▸ What to do: Rewrite the listing from the line holding "122, 461, 537]" through the line holding "15, 543, 38]", inclusive, replacing "menu-item-label" with "menu-text" and leaving everything else untouched. Return only those lines.

-- start of Material --

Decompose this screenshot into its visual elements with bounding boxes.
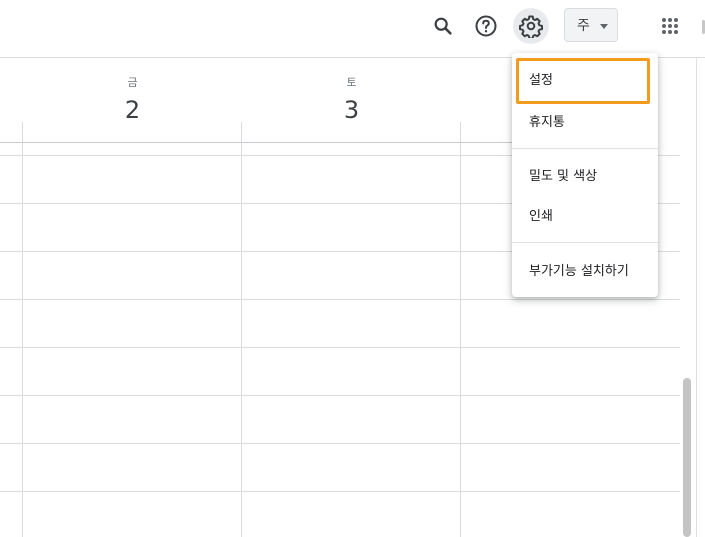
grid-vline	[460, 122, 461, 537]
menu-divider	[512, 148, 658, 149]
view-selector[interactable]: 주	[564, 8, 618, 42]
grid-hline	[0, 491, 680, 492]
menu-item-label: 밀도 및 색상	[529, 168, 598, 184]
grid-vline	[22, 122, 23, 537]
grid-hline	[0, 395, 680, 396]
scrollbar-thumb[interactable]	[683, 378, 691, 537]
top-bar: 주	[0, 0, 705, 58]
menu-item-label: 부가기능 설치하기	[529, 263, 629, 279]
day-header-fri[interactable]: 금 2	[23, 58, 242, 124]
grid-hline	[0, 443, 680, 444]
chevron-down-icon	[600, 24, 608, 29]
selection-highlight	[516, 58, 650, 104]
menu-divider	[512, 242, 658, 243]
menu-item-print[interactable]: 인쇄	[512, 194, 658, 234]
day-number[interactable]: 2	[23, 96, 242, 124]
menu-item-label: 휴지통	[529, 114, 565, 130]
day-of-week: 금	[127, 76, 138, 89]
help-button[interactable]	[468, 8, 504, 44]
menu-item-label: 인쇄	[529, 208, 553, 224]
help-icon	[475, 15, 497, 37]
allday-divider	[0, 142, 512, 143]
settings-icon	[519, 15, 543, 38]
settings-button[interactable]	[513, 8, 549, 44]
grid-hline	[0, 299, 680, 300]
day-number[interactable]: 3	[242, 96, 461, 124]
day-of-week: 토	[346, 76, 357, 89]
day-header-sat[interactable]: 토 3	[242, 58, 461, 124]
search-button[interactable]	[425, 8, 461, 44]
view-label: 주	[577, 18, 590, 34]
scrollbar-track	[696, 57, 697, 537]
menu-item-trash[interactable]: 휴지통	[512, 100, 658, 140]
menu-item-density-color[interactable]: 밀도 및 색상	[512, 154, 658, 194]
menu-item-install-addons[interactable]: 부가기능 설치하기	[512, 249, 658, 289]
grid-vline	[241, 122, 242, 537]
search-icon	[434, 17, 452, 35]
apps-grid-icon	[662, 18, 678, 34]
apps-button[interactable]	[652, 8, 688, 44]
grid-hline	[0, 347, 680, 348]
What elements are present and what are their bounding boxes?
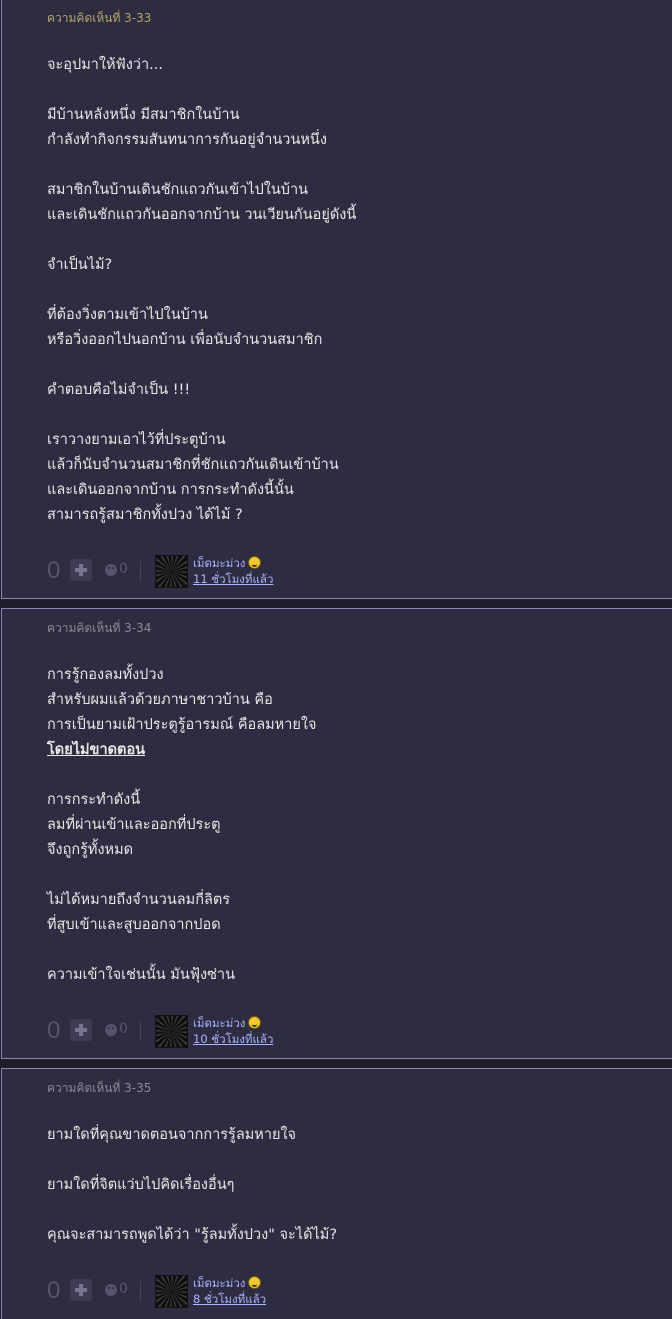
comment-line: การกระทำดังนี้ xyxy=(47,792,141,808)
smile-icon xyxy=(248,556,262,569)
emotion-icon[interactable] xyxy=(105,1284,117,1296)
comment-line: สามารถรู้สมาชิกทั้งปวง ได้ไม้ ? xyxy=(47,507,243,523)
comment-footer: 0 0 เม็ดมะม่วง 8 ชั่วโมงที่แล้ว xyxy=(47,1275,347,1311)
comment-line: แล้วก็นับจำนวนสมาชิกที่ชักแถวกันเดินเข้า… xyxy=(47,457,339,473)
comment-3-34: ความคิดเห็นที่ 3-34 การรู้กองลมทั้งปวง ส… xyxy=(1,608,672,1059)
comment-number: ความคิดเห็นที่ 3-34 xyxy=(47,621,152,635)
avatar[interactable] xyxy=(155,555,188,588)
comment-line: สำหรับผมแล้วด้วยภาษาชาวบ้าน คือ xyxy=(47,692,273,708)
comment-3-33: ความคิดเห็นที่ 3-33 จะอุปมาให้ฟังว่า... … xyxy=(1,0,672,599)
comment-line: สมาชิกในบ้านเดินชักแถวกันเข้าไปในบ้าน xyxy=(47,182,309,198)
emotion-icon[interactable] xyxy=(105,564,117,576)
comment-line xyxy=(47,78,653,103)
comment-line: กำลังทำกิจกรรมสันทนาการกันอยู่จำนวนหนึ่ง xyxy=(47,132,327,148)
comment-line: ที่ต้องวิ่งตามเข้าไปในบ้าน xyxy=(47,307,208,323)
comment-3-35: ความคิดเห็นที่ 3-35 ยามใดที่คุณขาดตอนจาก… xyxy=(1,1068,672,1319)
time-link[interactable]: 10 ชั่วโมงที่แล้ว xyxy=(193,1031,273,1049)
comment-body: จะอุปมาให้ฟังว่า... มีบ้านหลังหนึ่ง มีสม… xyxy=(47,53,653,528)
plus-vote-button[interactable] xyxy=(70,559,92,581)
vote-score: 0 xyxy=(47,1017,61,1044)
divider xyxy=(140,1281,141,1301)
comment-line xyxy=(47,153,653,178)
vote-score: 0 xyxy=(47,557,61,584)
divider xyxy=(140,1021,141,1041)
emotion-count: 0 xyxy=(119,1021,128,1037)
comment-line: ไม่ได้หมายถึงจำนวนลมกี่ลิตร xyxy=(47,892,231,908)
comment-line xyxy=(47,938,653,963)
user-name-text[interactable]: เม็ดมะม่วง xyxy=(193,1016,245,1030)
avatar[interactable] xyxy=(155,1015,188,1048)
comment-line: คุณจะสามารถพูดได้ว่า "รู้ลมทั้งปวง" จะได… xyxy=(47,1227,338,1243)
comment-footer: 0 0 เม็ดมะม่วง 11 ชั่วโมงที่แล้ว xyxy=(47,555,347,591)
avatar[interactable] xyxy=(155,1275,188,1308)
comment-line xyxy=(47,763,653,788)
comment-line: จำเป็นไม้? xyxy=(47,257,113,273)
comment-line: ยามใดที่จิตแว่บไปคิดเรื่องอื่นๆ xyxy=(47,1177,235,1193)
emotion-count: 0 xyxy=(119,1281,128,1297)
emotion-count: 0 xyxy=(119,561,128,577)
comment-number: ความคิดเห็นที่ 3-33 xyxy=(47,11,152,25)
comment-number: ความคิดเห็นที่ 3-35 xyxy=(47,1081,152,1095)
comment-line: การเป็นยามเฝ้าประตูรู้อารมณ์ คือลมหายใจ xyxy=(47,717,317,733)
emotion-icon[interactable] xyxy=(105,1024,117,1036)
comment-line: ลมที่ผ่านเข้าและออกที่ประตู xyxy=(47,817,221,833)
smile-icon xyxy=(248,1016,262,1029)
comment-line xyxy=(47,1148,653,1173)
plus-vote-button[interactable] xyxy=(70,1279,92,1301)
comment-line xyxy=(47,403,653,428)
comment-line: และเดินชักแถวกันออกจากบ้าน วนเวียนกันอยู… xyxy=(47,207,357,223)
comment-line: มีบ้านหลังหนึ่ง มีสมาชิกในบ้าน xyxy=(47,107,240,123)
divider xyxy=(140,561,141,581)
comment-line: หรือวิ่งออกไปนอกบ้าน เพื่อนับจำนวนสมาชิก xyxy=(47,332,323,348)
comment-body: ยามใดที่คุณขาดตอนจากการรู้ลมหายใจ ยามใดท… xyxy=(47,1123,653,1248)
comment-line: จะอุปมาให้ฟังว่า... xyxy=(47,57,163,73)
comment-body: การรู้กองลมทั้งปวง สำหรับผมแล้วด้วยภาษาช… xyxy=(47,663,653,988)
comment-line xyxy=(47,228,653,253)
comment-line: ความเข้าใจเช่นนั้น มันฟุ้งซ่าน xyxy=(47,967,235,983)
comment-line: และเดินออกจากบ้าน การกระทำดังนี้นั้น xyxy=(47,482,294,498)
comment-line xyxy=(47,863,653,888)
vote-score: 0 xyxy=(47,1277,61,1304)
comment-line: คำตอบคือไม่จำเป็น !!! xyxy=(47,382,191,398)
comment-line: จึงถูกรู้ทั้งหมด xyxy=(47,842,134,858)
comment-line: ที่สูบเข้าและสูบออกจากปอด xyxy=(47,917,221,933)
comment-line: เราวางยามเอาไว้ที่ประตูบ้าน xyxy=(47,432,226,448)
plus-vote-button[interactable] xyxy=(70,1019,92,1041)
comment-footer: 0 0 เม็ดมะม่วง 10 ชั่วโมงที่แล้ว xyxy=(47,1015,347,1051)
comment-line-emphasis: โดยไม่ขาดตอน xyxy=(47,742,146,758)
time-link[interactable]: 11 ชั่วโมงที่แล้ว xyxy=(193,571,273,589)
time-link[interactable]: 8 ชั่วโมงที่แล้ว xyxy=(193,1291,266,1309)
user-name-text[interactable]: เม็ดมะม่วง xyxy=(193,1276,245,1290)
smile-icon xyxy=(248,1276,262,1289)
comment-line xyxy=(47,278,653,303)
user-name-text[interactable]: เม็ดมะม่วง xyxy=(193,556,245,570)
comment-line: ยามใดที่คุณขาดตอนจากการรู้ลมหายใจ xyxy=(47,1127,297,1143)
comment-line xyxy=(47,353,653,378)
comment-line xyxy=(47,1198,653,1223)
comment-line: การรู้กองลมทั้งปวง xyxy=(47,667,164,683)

-- end of Material --
-- start of Material --

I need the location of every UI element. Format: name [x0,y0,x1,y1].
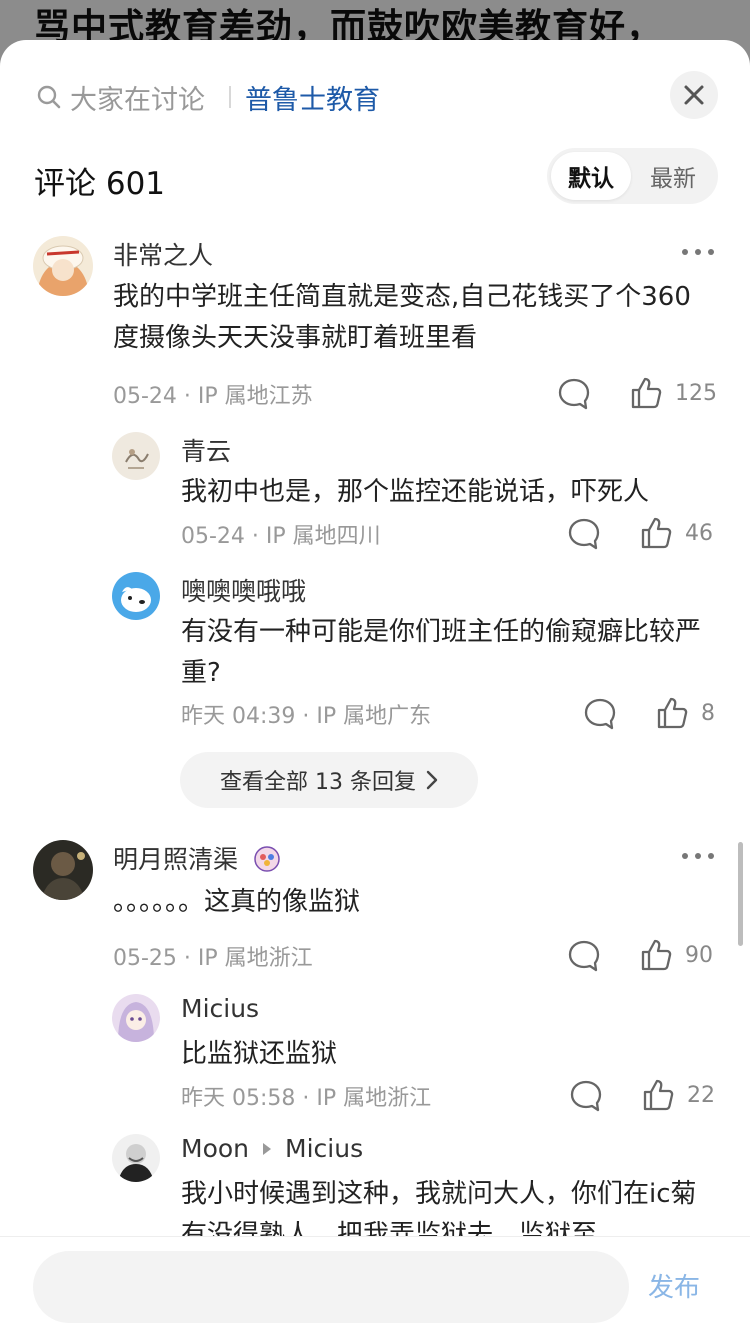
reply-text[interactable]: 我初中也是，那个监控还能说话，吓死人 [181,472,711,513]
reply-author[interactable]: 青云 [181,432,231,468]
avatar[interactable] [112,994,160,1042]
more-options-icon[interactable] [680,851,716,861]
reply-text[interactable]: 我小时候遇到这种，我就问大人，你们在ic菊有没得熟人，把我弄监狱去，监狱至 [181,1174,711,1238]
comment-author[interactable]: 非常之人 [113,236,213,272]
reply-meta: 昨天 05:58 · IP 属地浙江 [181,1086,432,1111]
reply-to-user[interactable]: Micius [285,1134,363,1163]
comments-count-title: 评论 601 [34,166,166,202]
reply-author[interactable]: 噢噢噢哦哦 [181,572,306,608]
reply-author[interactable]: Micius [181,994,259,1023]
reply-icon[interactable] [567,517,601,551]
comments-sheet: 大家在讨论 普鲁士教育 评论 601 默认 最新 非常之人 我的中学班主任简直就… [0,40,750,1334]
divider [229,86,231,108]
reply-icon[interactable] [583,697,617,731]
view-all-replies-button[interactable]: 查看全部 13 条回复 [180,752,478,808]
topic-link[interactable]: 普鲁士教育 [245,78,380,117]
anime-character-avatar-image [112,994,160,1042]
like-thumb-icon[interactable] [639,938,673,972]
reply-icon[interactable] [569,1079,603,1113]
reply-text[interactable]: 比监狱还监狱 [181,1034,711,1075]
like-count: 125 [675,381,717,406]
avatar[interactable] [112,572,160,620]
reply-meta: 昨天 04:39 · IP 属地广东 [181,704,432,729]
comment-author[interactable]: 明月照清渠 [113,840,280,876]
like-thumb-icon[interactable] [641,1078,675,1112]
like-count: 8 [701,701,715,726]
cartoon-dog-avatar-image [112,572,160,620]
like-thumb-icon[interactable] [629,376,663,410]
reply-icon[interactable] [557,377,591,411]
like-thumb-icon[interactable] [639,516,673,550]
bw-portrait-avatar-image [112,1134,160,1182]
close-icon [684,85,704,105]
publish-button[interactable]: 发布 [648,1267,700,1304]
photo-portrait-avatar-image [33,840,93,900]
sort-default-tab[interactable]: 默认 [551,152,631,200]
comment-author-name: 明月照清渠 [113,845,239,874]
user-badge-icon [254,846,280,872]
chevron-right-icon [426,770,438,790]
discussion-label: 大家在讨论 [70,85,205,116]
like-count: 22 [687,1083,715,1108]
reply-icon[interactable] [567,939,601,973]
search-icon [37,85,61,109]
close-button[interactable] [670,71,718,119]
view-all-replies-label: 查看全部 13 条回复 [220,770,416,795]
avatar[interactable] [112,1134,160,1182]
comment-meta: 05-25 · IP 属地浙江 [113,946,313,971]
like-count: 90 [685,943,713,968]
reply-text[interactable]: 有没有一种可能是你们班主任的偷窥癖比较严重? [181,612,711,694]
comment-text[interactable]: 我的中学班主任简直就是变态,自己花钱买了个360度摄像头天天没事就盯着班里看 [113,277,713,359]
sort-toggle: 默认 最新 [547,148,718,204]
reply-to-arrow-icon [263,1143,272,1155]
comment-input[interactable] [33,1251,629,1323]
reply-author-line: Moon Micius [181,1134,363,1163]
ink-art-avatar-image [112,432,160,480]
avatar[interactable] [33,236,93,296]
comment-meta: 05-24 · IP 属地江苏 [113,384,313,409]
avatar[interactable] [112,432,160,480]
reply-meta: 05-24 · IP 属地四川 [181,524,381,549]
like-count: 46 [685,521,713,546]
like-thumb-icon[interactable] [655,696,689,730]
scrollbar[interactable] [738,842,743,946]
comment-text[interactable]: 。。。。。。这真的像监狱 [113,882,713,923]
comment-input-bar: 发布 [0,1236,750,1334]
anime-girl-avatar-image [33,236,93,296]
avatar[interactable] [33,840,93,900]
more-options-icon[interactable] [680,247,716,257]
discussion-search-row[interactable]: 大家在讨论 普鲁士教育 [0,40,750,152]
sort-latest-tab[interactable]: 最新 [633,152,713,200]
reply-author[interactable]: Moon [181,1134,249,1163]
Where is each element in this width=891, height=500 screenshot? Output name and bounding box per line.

-- end of Material --

▸ In response:
grid-vline	[460, 122, 461, 537]
menu-divider	[512, 148, 658, 149]
view-selector[interactable]: 주	[564, 8, 618, 42]
grid-hline	[0, 491, 680, 492]
menu-text: 밀도 및 색상	[529, 168, 598, 184]
grid-vline	[22, 122, 23, 537]
grid-hline	[0, 395, 680, 396]
scrollbar-thumb[interactable]	[683, 378, 691, 537]
top-bar: 주	[0, 0, 705, 58]
menu-text: 부가기능 설치하기	[529, 263, 629, 279]
day-header-fri[interactable]: 금 2	[23, 58, 242, 124]
grid-hline	[0, 443, 680, 444]
chevron-down-icon	[600, 24, 608, 29]
selection-highlight	[516, 58, 650, 104]
menu-divider	[512, 242, 658, 243]
menu-item-print[interactable]: 인쇄	[512, 194, 658, 234]
day-number[interactable]: 2	[23, 96, 242, 124]
menu-text: 휴지통	[529, 114, 565, 130]
day-of-week: 금	[127, 76, 138, 89]
help-button[interactable]	[468, 8, 504, 44]
menu-text: 인쇄	[529, 208, 553, 224]
help-icon	[475, 15, 497, 37]
allday-divider	[0, 142, 512, 143]
settings-icon	[519, 15, 543, 38]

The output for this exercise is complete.